→ **Job**
Take from the listing each line that has the string "Algısı".

→ **Exercise inputs**

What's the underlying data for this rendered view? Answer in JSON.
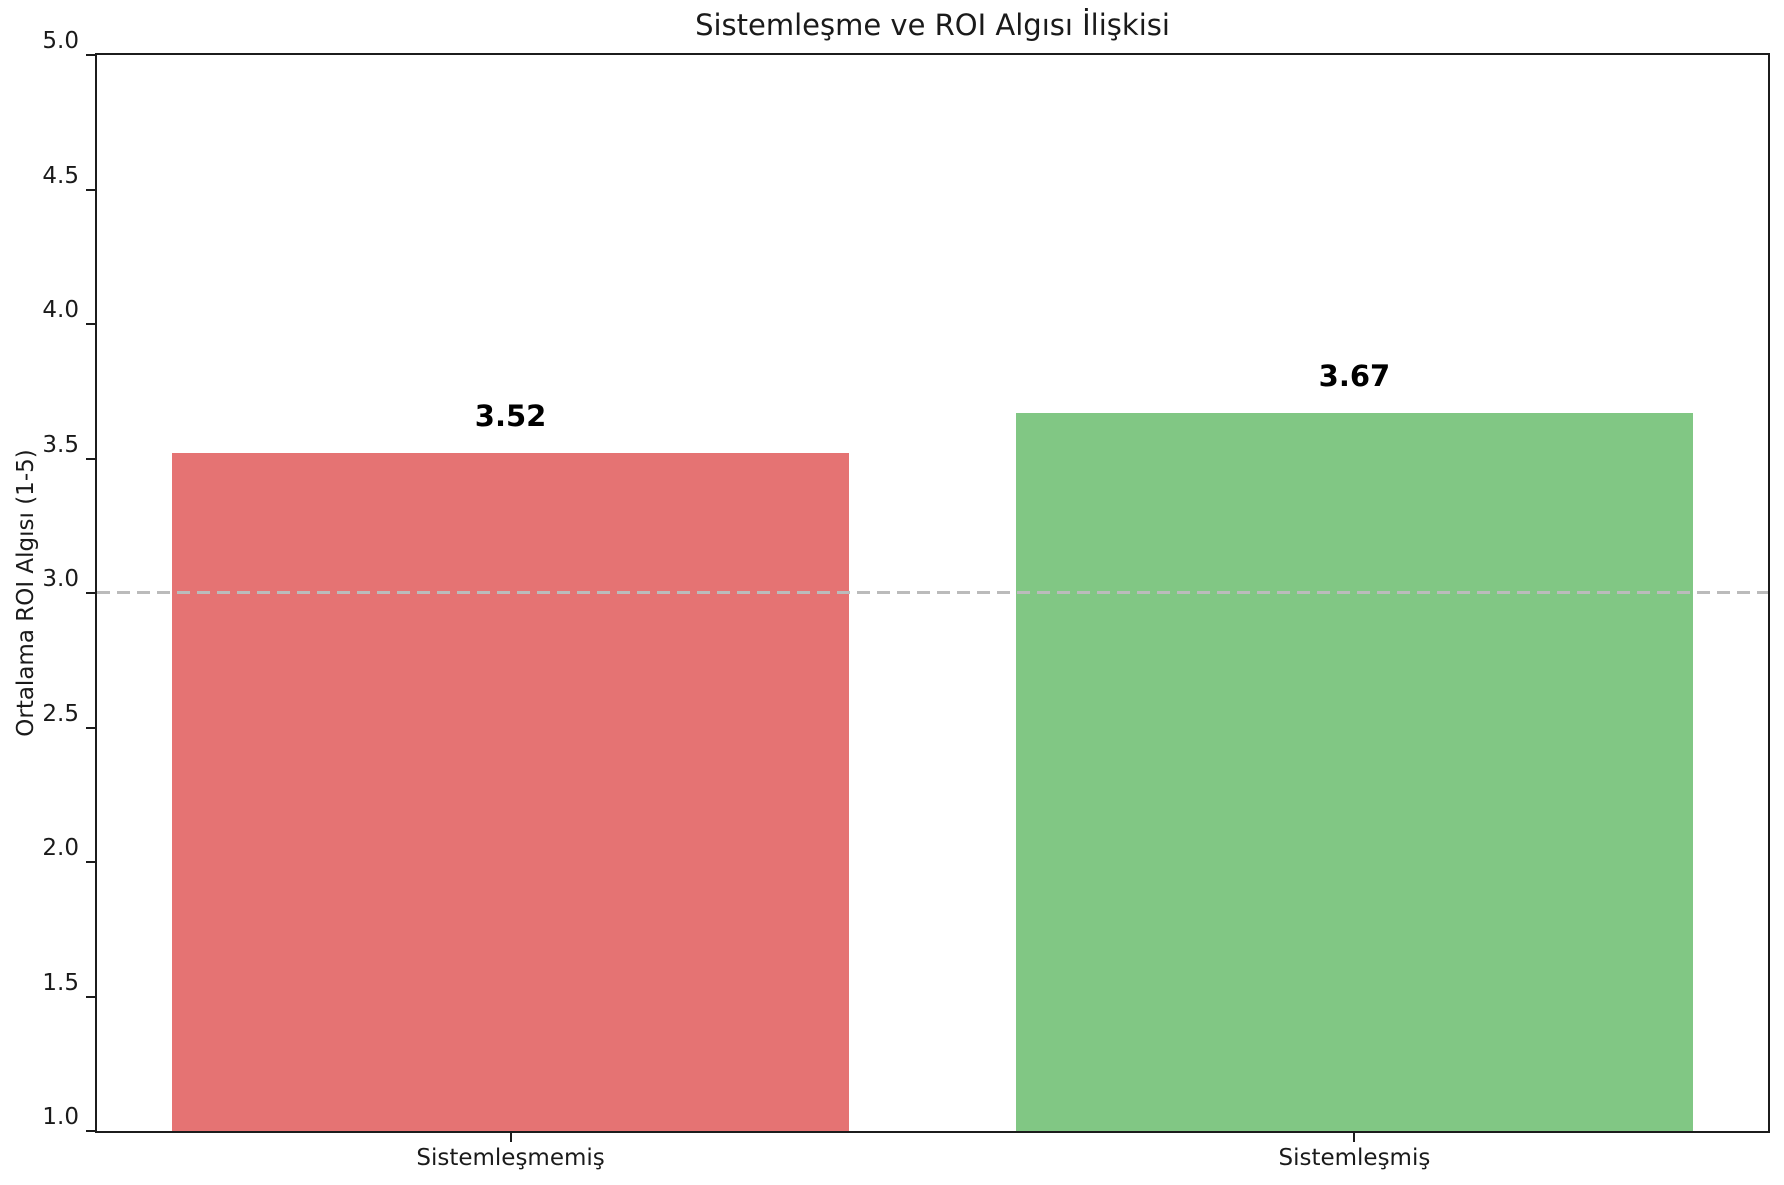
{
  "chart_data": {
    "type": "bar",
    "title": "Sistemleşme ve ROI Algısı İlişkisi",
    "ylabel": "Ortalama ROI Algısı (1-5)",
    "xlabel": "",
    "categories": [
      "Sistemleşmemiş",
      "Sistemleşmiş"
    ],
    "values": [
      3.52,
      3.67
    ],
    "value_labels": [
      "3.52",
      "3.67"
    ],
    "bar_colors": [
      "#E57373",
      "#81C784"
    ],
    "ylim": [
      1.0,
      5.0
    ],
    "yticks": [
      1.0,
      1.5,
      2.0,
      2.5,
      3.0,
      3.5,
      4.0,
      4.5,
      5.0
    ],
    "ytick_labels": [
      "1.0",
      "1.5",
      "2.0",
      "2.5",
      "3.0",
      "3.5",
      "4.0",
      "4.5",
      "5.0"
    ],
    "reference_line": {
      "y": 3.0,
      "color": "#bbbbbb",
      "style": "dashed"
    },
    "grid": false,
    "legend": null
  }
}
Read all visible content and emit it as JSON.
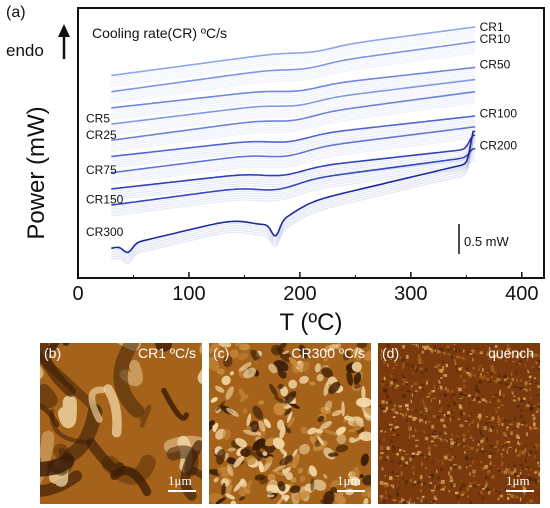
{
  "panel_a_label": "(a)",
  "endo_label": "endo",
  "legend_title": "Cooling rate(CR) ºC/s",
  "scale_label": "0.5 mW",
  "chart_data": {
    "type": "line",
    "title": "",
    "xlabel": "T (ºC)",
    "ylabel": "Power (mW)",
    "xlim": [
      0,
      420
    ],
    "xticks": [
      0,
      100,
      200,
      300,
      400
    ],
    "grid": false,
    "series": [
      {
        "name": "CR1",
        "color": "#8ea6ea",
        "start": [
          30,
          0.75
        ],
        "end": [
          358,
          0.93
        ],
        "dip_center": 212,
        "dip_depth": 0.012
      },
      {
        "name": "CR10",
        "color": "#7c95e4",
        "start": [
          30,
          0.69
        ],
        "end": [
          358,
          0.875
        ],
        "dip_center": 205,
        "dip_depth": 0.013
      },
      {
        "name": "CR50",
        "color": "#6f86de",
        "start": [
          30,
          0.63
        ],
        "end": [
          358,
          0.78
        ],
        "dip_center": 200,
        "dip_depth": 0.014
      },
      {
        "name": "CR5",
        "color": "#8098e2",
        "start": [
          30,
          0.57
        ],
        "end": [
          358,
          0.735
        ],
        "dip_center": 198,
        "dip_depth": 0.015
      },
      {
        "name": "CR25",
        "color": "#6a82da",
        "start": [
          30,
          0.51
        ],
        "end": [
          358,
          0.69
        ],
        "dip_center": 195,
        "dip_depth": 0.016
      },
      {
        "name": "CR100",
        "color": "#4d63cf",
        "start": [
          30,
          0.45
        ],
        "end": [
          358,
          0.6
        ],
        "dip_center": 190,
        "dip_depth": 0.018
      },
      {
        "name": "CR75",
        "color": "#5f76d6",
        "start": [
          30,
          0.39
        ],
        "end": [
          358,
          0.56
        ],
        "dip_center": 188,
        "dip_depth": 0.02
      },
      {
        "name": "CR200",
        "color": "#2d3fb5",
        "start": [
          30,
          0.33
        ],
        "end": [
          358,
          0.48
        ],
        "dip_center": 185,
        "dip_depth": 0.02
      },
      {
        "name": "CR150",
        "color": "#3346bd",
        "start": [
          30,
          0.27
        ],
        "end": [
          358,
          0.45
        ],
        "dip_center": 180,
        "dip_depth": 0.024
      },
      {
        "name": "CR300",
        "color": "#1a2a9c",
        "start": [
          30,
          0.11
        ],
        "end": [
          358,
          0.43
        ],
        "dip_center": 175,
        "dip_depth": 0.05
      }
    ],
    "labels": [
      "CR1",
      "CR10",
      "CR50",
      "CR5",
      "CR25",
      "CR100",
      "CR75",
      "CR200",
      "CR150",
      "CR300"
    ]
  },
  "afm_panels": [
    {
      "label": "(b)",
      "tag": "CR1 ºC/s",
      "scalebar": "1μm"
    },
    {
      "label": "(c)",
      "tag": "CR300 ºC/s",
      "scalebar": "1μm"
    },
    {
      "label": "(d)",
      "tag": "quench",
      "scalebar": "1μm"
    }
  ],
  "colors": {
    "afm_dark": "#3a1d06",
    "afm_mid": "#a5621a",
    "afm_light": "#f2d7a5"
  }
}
--
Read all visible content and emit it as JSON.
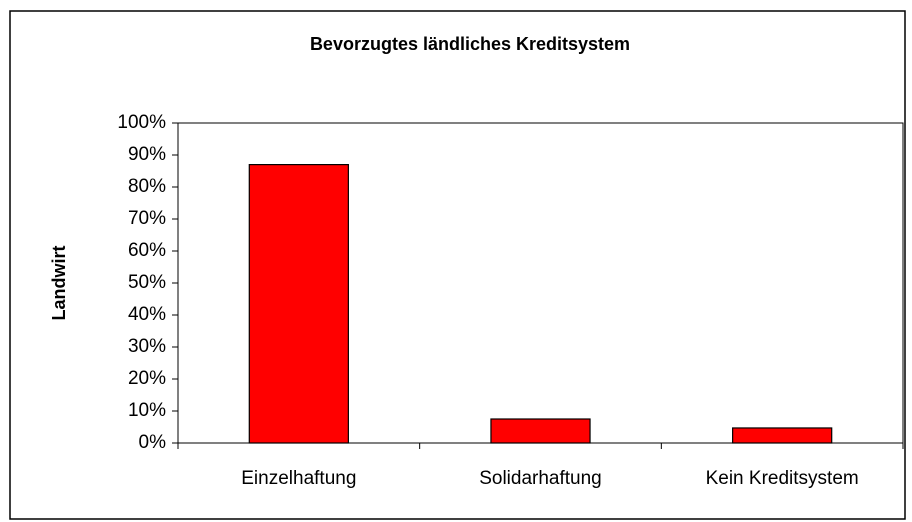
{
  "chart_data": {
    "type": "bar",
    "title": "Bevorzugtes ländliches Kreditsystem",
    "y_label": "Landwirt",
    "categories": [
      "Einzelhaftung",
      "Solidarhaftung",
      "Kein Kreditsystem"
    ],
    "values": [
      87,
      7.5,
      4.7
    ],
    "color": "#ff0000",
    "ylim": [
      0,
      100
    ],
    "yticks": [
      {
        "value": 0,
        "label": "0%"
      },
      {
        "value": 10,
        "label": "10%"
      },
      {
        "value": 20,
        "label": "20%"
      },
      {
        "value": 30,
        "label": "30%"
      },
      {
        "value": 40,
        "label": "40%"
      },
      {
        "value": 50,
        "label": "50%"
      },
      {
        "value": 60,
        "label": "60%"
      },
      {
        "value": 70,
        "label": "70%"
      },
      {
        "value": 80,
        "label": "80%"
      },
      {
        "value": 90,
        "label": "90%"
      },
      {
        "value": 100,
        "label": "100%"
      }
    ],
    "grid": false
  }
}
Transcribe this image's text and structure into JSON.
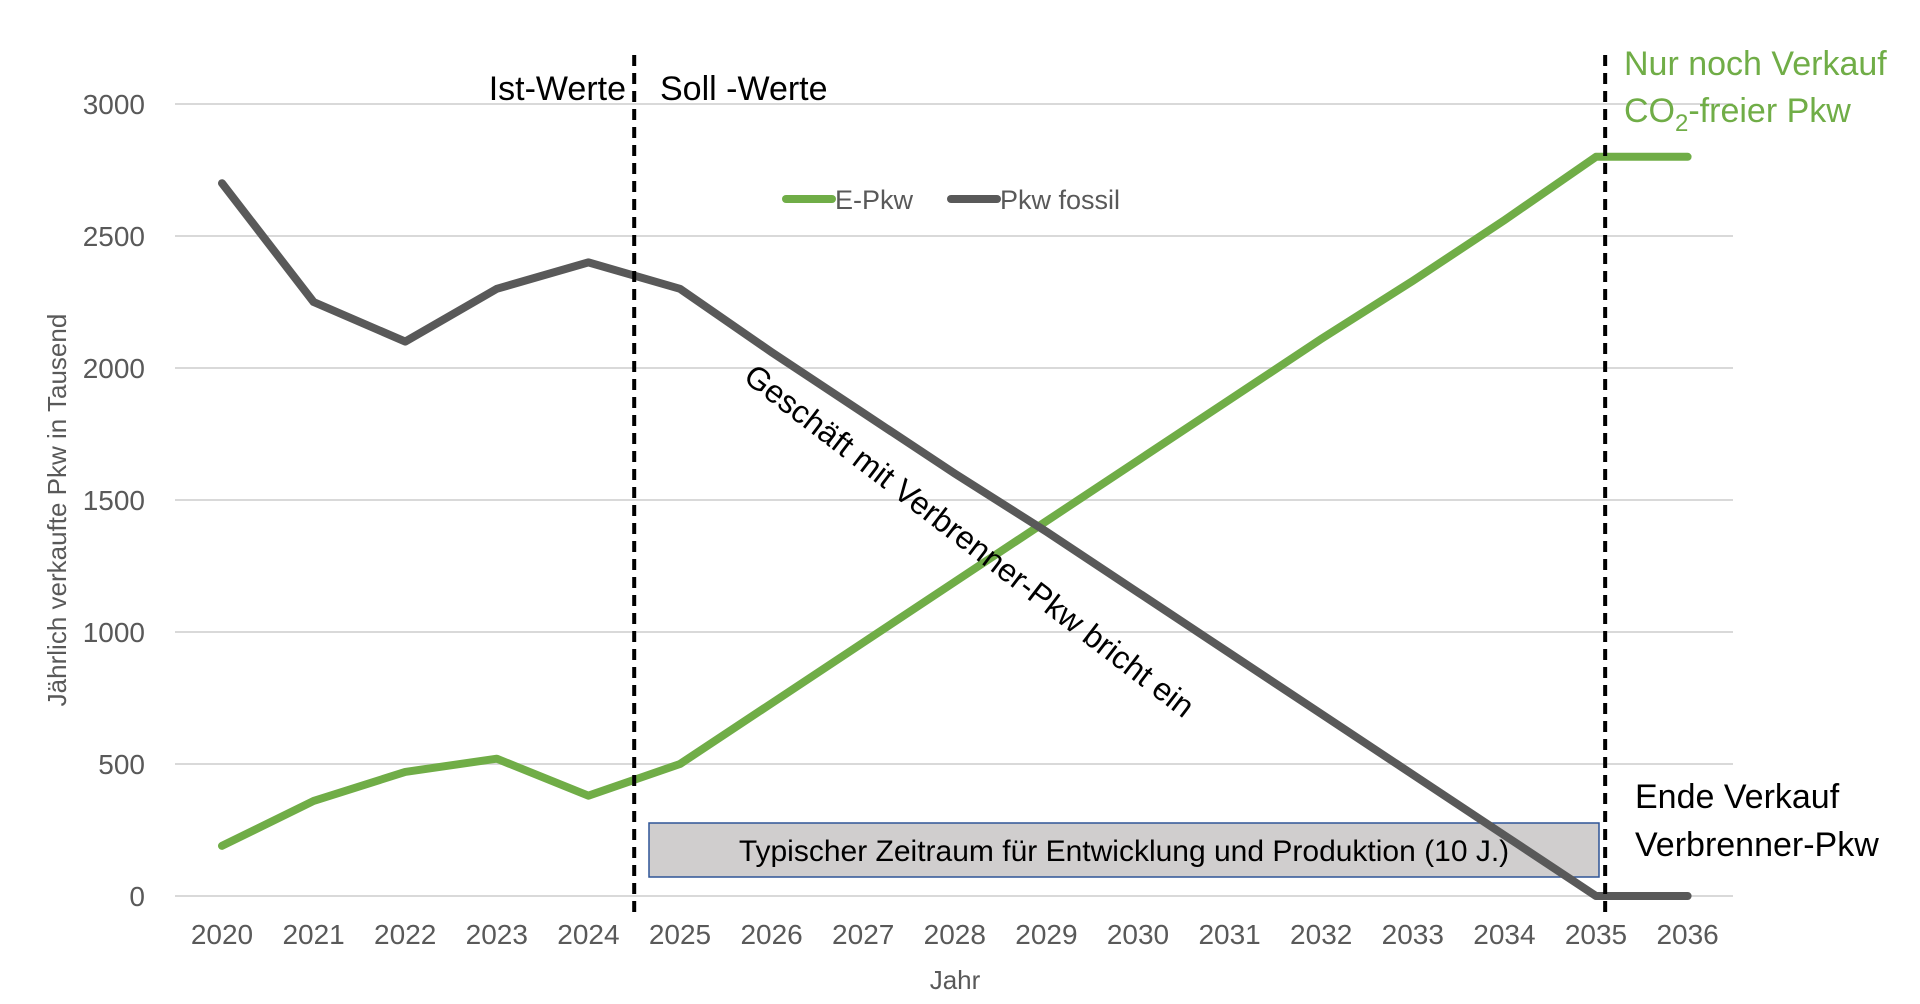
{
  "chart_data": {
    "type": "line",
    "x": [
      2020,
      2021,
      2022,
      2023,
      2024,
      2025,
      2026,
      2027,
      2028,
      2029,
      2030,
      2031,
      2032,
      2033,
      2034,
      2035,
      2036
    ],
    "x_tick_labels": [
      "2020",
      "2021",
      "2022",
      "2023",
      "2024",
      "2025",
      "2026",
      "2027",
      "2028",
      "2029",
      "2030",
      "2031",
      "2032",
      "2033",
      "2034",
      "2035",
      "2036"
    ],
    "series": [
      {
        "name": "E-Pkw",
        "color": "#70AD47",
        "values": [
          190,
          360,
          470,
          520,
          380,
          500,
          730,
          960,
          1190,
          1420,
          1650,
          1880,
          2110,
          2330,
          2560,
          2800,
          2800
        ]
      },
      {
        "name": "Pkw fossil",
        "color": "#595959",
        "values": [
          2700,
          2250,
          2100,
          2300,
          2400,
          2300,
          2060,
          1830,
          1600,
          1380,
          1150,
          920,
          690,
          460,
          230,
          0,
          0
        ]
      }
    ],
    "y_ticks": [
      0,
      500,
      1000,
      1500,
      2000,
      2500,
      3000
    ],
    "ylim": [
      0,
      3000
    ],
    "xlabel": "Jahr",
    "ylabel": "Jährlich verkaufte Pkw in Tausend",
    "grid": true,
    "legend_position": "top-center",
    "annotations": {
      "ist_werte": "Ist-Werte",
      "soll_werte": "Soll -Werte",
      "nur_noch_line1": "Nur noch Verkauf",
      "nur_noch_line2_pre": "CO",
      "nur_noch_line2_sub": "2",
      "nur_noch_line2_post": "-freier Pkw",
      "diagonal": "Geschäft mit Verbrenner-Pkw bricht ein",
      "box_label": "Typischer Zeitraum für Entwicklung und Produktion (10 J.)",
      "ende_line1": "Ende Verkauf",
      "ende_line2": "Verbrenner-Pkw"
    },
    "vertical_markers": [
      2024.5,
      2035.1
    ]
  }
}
--
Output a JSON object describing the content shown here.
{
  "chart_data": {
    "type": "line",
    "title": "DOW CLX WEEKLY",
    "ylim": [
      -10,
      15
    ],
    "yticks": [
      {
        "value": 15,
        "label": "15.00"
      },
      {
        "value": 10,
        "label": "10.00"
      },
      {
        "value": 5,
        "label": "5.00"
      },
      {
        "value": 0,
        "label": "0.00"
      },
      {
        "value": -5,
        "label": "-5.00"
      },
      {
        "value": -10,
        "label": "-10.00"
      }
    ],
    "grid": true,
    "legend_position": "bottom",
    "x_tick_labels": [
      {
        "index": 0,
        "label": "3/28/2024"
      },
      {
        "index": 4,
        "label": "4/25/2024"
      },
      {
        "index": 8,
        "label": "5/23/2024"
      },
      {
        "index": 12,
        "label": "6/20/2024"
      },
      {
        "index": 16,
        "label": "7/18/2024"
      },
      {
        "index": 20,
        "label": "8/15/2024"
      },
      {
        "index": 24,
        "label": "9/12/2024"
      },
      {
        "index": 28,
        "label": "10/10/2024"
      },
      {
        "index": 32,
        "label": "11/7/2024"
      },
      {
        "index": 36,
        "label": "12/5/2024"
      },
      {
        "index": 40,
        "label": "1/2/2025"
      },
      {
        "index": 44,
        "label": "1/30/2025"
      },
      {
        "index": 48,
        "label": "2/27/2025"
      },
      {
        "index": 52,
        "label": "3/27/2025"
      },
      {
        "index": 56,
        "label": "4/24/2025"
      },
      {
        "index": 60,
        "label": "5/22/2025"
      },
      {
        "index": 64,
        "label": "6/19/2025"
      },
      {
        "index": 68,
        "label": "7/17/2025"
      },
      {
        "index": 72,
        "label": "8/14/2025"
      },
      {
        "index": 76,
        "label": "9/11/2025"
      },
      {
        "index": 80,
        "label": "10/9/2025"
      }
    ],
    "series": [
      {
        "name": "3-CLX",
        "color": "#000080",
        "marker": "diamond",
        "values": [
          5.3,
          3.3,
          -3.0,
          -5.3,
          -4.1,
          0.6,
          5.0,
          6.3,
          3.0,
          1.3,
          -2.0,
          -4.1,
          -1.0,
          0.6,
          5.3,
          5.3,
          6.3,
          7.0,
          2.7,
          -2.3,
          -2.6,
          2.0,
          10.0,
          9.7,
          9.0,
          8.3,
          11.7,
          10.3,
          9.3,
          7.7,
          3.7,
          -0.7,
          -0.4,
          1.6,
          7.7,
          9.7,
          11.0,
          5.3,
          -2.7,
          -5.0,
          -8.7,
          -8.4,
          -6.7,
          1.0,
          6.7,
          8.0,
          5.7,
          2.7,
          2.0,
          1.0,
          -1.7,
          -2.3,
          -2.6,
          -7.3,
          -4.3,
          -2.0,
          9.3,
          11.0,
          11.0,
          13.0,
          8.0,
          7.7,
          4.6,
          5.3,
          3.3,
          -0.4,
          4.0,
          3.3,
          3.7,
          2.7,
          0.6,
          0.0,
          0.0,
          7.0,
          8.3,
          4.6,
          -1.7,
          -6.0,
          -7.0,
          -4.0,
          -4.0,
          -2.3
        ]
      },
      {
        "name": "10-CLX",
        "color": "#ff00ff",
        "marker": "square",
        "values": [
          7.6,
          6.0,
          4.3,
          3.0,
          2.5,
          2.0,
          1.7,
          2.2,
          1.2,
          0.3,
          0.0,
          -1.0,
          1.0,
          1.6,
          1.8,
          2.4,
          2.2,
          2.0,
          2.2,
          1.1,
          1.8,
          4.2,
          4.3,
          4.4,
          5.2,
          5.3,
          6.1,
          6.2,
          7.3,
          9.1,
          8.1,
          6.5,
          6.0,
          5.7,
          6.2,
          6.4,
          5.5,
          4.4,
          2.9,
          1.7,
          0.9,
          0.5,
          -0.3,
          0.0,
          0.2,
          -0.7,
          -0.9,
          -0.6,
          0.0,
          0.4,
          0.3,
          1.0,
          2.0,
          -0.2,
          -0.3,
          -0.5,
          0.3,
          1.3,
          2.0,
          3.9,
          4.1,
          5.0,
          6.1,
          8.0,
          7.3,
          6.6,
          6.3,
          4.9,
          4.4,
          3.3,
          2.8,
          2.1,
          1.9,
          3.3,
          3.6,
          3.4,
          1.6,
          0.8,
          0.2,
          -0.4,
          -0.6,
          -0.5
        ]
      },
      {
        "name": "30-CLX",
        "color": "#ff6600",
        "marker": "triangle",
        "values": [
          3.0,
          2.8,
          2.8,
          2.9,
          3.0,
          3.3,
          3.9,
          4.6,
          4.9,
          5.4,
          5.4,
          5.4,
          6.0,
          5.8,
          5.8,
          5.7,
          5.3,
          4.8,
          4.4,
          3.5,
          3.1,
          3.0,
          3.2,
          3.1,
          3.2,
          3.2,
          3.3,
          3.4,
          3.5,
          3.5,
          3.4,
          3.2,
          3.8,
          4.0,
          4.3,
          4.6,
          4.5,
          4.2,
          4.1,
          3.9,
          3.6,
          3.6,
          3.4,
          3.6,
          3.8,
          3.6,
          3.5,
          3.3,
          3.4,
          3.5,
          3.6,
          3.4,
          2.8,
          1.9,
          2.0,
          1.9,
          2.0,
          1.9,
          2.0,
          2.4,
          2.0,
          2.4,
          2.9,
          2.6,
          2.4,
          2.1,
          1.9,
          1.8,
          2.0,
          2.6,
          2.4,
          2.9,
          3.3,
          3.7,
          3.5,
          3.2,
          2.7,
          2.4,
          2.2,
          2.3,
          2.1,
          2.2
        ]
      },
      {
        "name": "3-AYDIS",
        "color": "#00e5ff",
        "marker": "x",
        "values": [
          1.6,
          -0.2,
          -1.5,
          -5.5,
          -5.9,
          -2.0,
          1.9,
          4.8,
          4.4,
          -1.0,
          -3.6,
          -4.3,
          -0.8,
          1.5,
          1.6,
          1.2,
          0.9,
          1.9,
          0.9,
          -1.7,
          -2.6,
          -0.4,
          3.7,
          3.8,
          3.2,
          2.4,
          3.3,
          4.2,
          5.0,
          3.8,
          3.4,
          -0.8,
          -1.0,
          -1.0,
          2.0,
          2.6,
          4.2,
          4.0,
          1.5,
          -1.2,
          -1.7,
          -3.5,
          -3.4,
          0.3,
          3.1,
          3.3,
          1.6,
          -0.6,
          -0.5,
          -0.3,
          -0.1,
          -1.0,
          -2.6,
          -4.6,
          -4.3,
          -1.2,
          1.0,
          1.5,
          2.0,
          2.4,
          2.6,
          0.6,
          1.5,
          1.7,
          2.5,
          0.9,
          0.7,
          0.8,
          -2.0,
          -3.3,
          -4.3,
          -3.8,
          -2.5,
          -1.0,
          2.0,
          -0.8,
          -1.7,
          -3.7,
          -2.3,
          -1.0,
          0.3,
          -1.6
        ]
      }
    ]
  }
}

→ **Result of this task**
    "title": "Sistemleşme ve ROI Algısı İlişkisi",
    "ylabel": "Ortalama ROI Algısı (1-5)",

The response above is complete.